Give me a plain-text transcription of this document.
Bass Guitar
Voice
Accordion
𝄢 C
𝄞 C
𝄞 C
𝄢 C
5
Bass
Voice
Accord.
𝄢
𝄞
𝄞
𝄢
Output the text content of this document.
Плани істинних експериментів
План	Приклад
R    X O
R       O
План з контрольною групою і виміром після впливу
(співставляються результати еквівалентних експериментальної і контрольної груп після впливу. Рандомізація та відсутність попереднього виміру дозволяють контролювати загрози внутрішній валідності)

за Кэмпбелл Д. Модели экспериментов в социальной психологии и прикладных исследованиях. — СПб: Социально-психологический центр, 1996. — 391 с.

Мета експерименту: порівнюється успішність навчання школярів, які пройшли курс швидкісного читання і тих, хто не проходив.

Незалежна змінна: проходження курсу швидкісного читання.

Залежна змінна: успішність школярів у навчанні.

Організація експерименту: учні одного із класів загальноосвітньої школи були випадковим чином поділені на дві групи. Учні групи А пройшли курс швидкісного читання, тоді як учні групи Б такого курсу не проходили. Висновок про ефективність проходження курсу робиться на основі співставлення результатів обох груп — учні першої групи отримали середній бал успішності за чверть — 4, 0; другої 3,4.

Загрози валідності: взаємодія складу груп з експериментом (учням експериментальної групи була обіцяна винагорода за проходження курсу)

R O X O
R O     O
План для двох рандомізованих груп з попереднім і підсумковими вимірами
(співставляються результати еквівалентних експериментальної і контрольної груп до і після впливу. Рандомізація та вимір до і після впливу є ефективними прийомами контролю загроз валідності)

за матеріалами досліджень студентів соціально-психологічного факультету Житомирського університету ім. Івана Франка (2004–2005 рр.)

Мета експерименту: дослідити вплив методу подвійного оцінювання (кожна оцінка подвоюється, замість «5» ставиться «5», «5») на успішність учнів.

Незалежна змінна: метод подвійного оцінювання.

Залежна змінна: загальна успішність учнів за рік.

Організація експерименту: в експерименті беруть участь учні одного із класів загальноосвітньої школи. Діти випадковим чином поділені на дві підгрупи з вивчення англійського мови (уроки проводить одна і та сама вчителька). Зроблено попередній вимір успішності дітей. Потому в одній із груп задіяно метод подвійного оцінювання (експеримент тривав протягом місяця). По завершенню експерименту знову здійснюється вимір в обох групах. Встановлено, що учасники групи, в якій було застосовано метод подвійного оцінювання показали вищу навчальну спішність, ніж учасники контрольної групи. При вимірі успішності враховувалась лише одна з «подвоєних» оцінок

§ **Exercise**: Restate every line of the data word for word.

§ **Response**:
Give me a plain-text transcription of this document.
Bass Guitar
Voice
Accordion
𝄢 C
𝄞 C
𝄞 C
𝄢 C
5
Bass
Voice
Accord.
𝄢
𝄞
𝄞
𝄢
Output the text content of this document.
Плани істинних експериментів
План	Приклад
R    X O
R       O
План з контрольною групою і виміром після впливу
(співставляються результати еквівалентних експериментальної і контрольної груп після впливу. Рандомізація та відсутність попереднього виміру дозволяють контролювати загрози внутрішній валідності)

за Кэмпбелл Д. Модели экспериментов в социальной психологии и прикладных исследованиях. — СПб: Социально-психологический центр, 1996. — 391 с.

Мета експерименту: порівнюється успішність навчання школярів, які пройшли курс швидкісного читання і тих, хто не проходив.

Незалежна змінна: проходження курсу швидкісного читання.

Залежна змінна: успішність школярів у навчанні.

Організація експерименту: учні одного із класів загальноосвітньої школи були випадковим чином поділені на дві групи. Учні групи А пройшли курс швидкісного читання, тоді як учні групи Б такого курсу не проходили. Висновок про ефективність проходження курсу робиться на основі співставлення результатів обох груп — учні першої групи отримали середній бал успішності за чверть — 4, 0; другої 3,4.

Загрози валідності: взаємодія складу груп з експериментом (учням експериментальної групи була обіцяна винагорода за проходження курсу)

R O X O
R O     O
План для двох рандомізованих груп з попереднім і підсумковими вимірами
(співставляються результати еквівалентних експериментальної і контрольної груп до і після впливу. Рандомізація та вимір до і після впливу є ефективними прийомами контролю загроз валідності)

за матеріалами досліджень студентів соціально-психологічного факультету Житомирського університету ім. Івана Франка (2004–2005 рр.)

Мета експерименту: дослідити вплив методу подвійного оцінювання (кожна оцінка подвоюється, замість «5» ставиться «5», «5») на успішність учнів.

Незалежна змінна: метод подвійного оцінювання.

Залежна змінна: загальна успішність учнів за рік.

Організація експерименту: в експерименті беруть участь учні одного із класів загальноосвітньої школи. Діти випадковим чином поділені на дві підгрупи з вивчення англійського мови (уроки проводить одна і та сама вчителька). Зроблено попередній вимір успішності дітей. Потому в одній із груп задіяно метод подвійного оцінювання (експеримент тривав протягом місяця). По завершенню експерименту знову здійснюється вимір в обох групах. Встановлено, що учасники групи, в якій було застосовано метод подвійного оцінювання показали вищу навчальну спішність, ніж учасники контрольної групи. При вимірі успішності враховувалась лише одна з «подвоєних» оцінок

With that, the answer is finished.